» Exercise
Copy out the material below in full, but not its images.

Stored data
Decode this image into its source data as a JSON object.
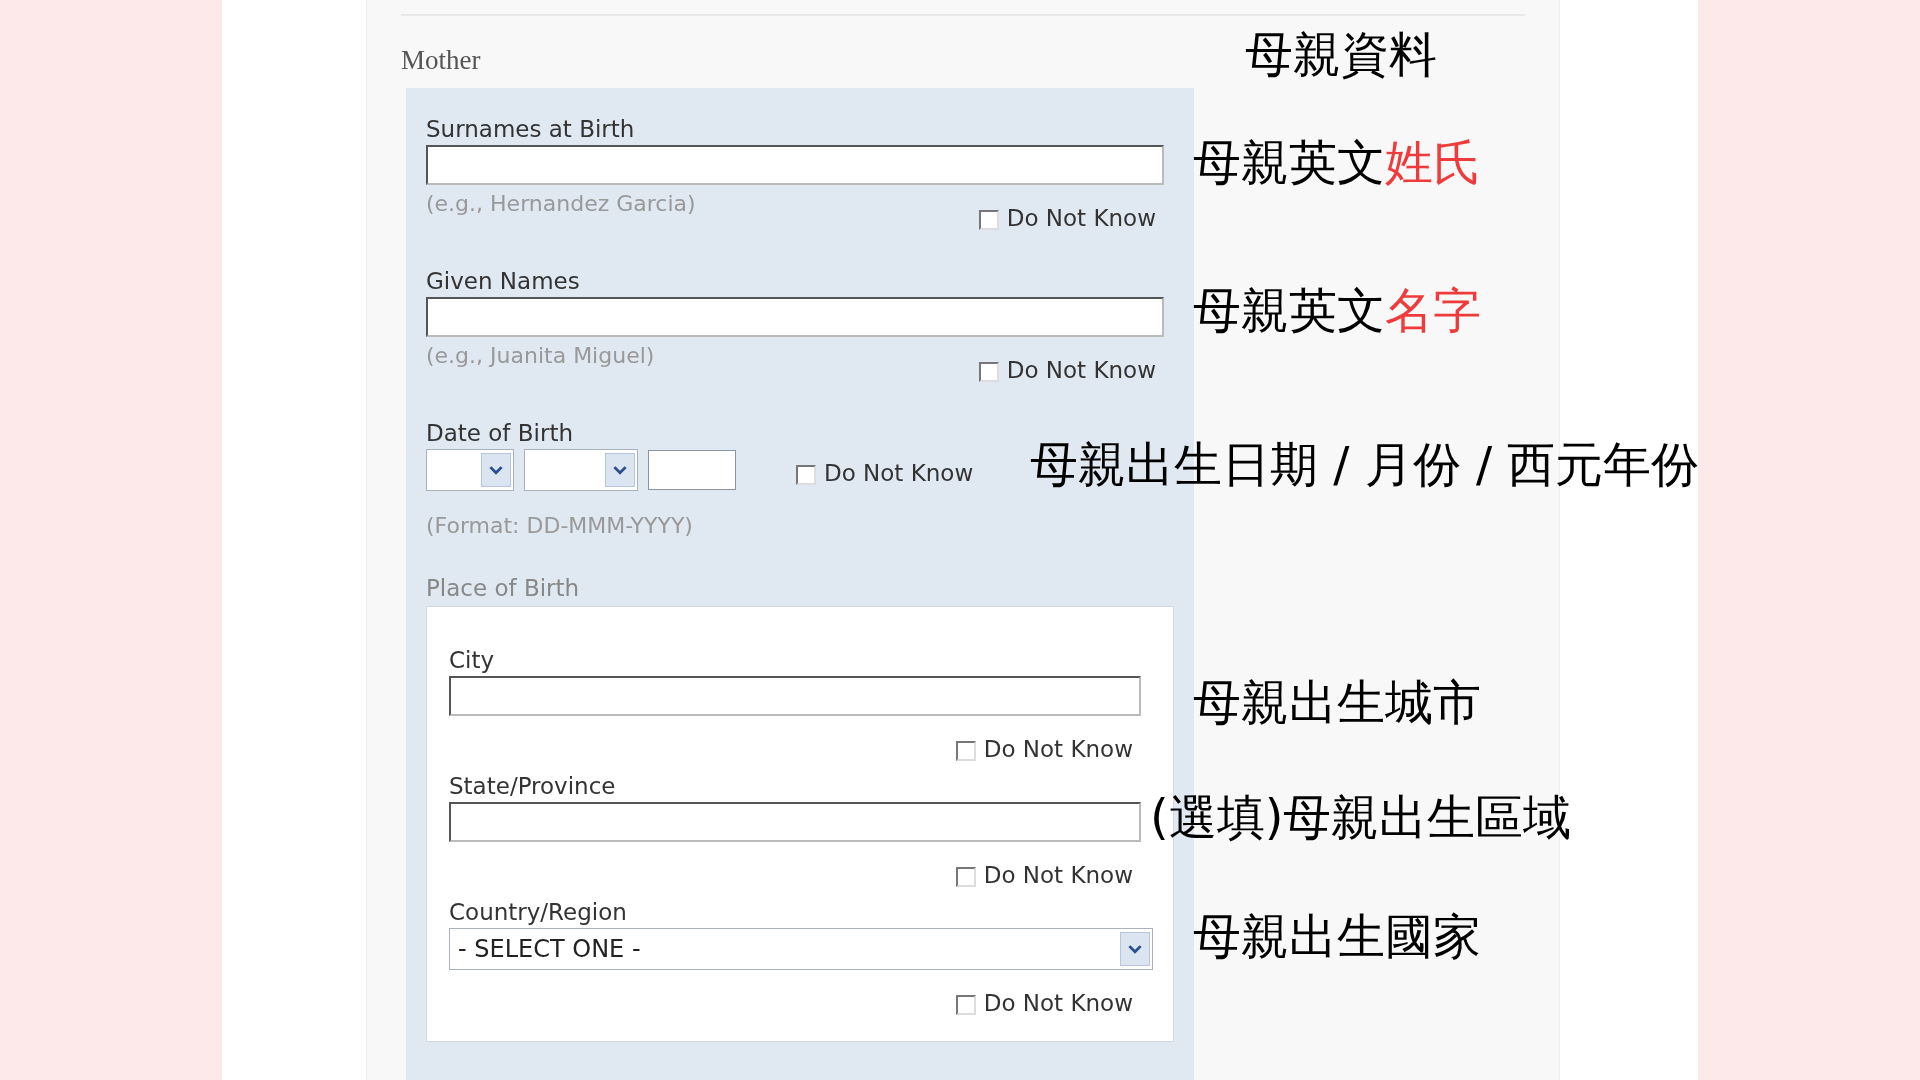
{
  "section": {
    "title": "Mother"
  },
  "fields": [
    {
      "kind": "text",
      "label": "Surnames at Birth",
      "hint": "(e.g., Hernandez Garcia)",
      "do_not_know": {
        "label": "Do Not Know",
        "checked": false
      }
    },
    {
      "kind": "text",
      "label": "Given Names",
      "hint": "(e.g., Juanita Miguel)",
      "do_not_know": {
        "label": "Do Not Know",
        "checked": false
      }
    },
    {
      "kind": "date",
      "label": "Date of Birth",
      "hint": "(Format: DD-MMM-YYYY)",
      "do_not_know": {
        "label": "Do Not Know",
        "checked": false
      }
    }
  ],
  "place_of_birth": {
    "label": "Place of Birth",
    "fields": [
      {
        "kind": "text",
        "label": "City",
        "do_not_know": {
          "label": "Do Not Know",
          "checked": false
        }
      },
      {
        "kind": "text",
        "label": "State/Province",
        "do_not_know": {
          "label": "Do Not Know",
          "checked": false
        }
      },
      {
        "kind": "select",
        "label": "Country/Region",
        "value": "- SELECT ONE -",
        "do_not_know": {
          "label": "Do Not Know",
          "checked": false
        }
      }
    ]
  },
  "annotations": [
    {
      "parts": [
        {
          "text": "母親資料",
          "highlight": false
        }
      ]
    },
    {
      "parts": [
        {
          "text": "母親英文",
          "highlight": false
        },
        {
          "text": "姓氏",
          "highlight": true
        }
      ]
    },
    {
      "parts": [
        {
          "text": "母親英文",
          "highlight": false
        },
        {
          "text": "名字",
          "highlight": true
        }
      ]
    },
    {
      "parts": [
        {
          "text": "母親出生日期 / 月份 / 西元年份",
          "highlight": false
        }
      ]
    },
    {
      "parts": [
        {
          "text": "母親出生城市",
          "highlight": false
        }
      ]
    },
    {
      "parts": [
        {
          "text": "(選填)母親出生區域",
          "highlight": false
        }
      ]
    },
    {
      "parts": [
        {
          "text": "母親出生國家",
          "highlight": false
        }
      ]
    }
  ]
}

» Output
Decode this image into its source data as a JSON object.
{
  "section": {
    "title": "Mother"
  },
  "fields": [
    {
      "kind": "text",
      "label": "Surnames at Birth",
      "hint": "(e.g., Hernandez Garcia)",
      "do_not_know": {
        "label": "Do Not Know",
        "checked": false
      }
    },
    {
      "kind": "text",
      "label": "Given Names",
      "hint": "(e.g., Juanita Miguel)",
      "do_not_know": {
        "label": "Do Not Know",
        "checked": false
      }
    },
    {
      "kind": "date",
      "label": "Date of Birth",
      "hint": "(Format: DD-MMM-YYYY)",
      "do_not_know": {
        "label": "Do Not Know",
        "checked": false
      }
    }
  ],
  "place_of_birth": {
    "label": "Place of Birth",
    "fields": [
      {
        "kind": "text",
        "label": "City",
        "do_not_know": {
          "label": "Do Not Know",
          "checked": false
        }
      },
      {
        "kind": "text",
        "label": "State/Province",
        "do_not_know": {
          "label": "Do Not Know",
          "checked": false
        }
      },
      {
        "kind": "select",
        "label": "Country/Region",
        "value": "- SELECT ONE -",
        "do_not_know": {
          "label": "Do Not Know",
          "checked": false
        }
      }
    ]
  },
  "annotations": [
    {
      "parts": [
        {
          "text": "母親資料",
          "highlight": false
        }
      ]
    },
    {
      "parts": [
        {
          "text": "母親英文",
          "highlight": false
        },
        {
          "text": "姓氏",
          "highlight": true
        }
      ]
    },
    {
      "parts": [
        {
          "text": "母親英文",
          "highlight": false
        },
        {
          "text": "名字",
          "highlight": true
        }
      ]
    },
    {
      "parts": [
        {
          "text": "母親出生日期 / 月份 / 西元年份",
          "highlight": false
        }
      ]
    },
    {
      "parts": [
        {
          "text": "母親出生城市",
          "highlight": false
        }
      ]
    },
    {
      "parts": [
        {
          "text": "(選填)母親出生區域",
          "highlight": false
        }
      ]
    },
    {
      "parts": [
        {
          "text": "母親出生國家",
          "highlight": false
        }
      ]
    }
  ]
}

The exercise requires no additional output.